§ **Problem description**
Omit the images. Copy each entry word for word.

§ **Given records**
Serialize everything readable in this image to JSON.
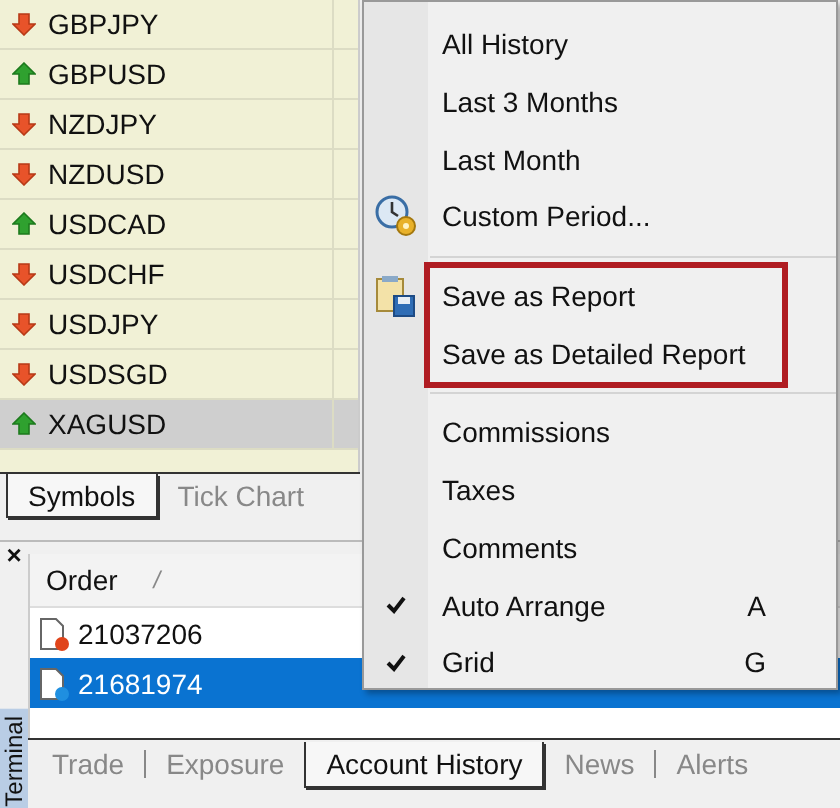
{
  "symbols": [
    {
      "name": "GBPJPY",
      "kind": "down",
      "selected": false
    },
    {
      "name": "GBPUSD",
      "kind": "up",
      "selected": false
    },
    {
      "name": "NZDJPY",
      "kind": "down",
      "selected": false
    },
    {
      "name": "NZDUSD",
      "kind": "down",
      "selected": false
    },
    {
      "name": "USDCAD",
      "kind": "up",
      "selected": false
    },
    {
      "name": "USDCHF",
      "kind": "down",
      "selected": false
    },
    {
      "name": "USDJPY",
      "kind": "down",
      "selected": false
    },
    {
      "name": "USDSGD",
      "kind": "down",
      "selected": false
    },
    {
      "name": "XAGUSD",
      "kind": "up",
      "selected": true
    }
  ],
  "watch_tabs": [
    {
      "label": "Symbols",
      "selected": true
    },
    {
      "label": "Tick Chart",
      "selected": false
    }
  ],
  "terminal": {
    "title": "Terminal",
    "close": "×",
    "columns": [
      "Order",
      "/"
    ],
    "rows": [
      {
        "order": "21037206",
        "kind": "closed",
        "selected": false
      },
      {
        "order": "21681974",
        "kind": "open",
        "selected": true
      }
    ],
    "tabs": [
      {
        "label": "Trade",
        "selected": false
      },
      {
        "label": "Exposure",
        "selected": false
      },
      {
        "label": "Account History",
        "selected": true
      },
      {
        "label": "News",
        "selected": false
      },
      {
        "label": "Alerts",
        "selected": false
      }
    ]
  },
  "context_menu": {
    "sections": [
      {
        "highlighted": false,
        "items": [
          {
            "label": "All History",
            "kind": "plain",
            "checked": false
          },
          {
            "label": "Last 3 Months",
            "kind": "plain",
            "checked": false
          },
          {
            "label": "Last Month",
            "kind": "plain",
            "checked": false
          },
          {
            "label": "Custom Period...",
            "kind": "clock",
            "checked": false
          }
        ]
      },
      {
        "highlighted": true,
        "items": [
          {
            "label": "Save as Report",
            "kind": "save",
            "checked": false
          },
          {
            "label": "Save as Detailed Report",
            "kind": "plain",
            "checked": false
          }
        ]
      },
      {
        "highlighted": false,
        "items": [
          {
            "label": "Commissions",
            "kind": "plain",
            "checked": false
          },
          {
            "label": "Taxes",
            "kind": "plain",
            "checked": false
          },
          {
            "label": "Comments",
            "kind": "plain",
            "checked": false
          },
          {
            "label": "Auto Arrange",
            "kind": "plain",
            "checked": true,
            "shortcut": "A"
          },
          {
            "label": "Grid",
            "kind": "plain",
            "checked": true,
            "shortcut": "G"
          }
        ]
      }
    ]
  }
}
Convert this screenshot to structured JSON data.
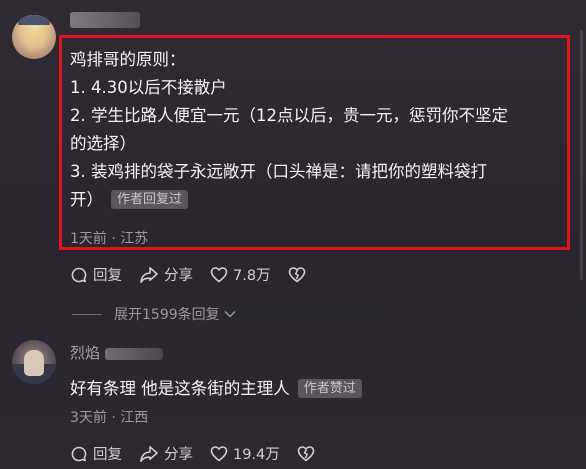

§ **Task result**
Serialize everything readable in this image to JSON.
{
  "symbols": [
    {
      "name": "GBPJPY",
      "kind": "down",
      "selected": false
    },
    {
      "name": "GBPUSD",
      "kind": "up",
      "selected": false
    },
    {
      "name": "NZDJPY",
      "kind": "down",
      "selected": false
    },
    {
      "name": "NZDUSD",
      "kind": "down",
      "selected": false
    },
    {
      "name": "USDCAD",
      "kind": "up",
      "selected": false
    },
    {
      "name": "USDCHF",
      "kind": "down",
      "selected": false
    },
    {
      "name": "USDJPY",
      "kind": "down",
      "selected": false
    },
    {
      "name": "USDSGD",
      "kind": "down",
      "selected": false
    },
    {
      "name": "XAGUSD",
      "kind": "up",
      "selected": true
    }
  ],
  "watch_tabs": [
    {
      "label": "Symbols",
      "selected": true
    },
    {
      "label": "Tick Chart",
      "selected": false
    }
  ],
  "terminal": {
    "title": "Terminal",
    "close": "×",
    "columns": [
      "Order",
      "/"
    ],
    "rows": [
      {
        "order": "21037206",
        "kind": "closed",
        "selected": false
      },
      {
        "order": "21681974",
        "kind": "open",
        "selected": true
      }
    ],
    "tabs": [
      {
        "label": "Trade",
        "selected": false
      },
      {
        "label": "Exposure",
        "selected": false
      },
      {
        "label": "Account History",
        "selected": true
      },
      {
        "label": "News",
        "selected": false
      },
      {
        "label": "Alerts",
        "selected": false
      }
    ]
  },
  "context_menu": {
    "sections": [
      {
        "highlighted": false,
        "items": [
          {
            "label": "All History",
            "kind": "plain",
            "checked": false
          },
          {
            "label": "Last 3 Months",
            "kind": "plain",
            "checked": false
          },
          {
            "label": "Last Month",
            "kind": "plain",
            "checked": false
          },
          {
            "label": "Custom Period...",
            "kind": "clock",
            "checked": false
          }
        ]
      },
      {
        "highlighted": true,
        "items": [
          {
            "label": "Save as Report",
            "kind": "save",
            "checked": false
          },
          {
            "label": "Save as Detailed Report",
            "kind": "plain",
            "checked": false
          }
        ]
      },
      {
        "highlighted": false,
        "items": [
          {
            "label": "Commissions",
            "kind": "plain",
            "checked": false
          },
          {
            "label": "Taxes",
            "kind": "plain",
            "checked": false
          },
          {
            "label": "Comments",
            "kind": "plain",
            "checked": false
          },
          {
            "label": "Auto Arrange",
            "kind": "plain",
            "checked": true,
            "shortcut": "A"
          },
          {
            "label": "Grid",
            "kind": "plain",
            "checked": true,
            "shortcut": "G"
          }
        ]
      }
    ]
  }
}
Convert this screenshot to structured JSON data.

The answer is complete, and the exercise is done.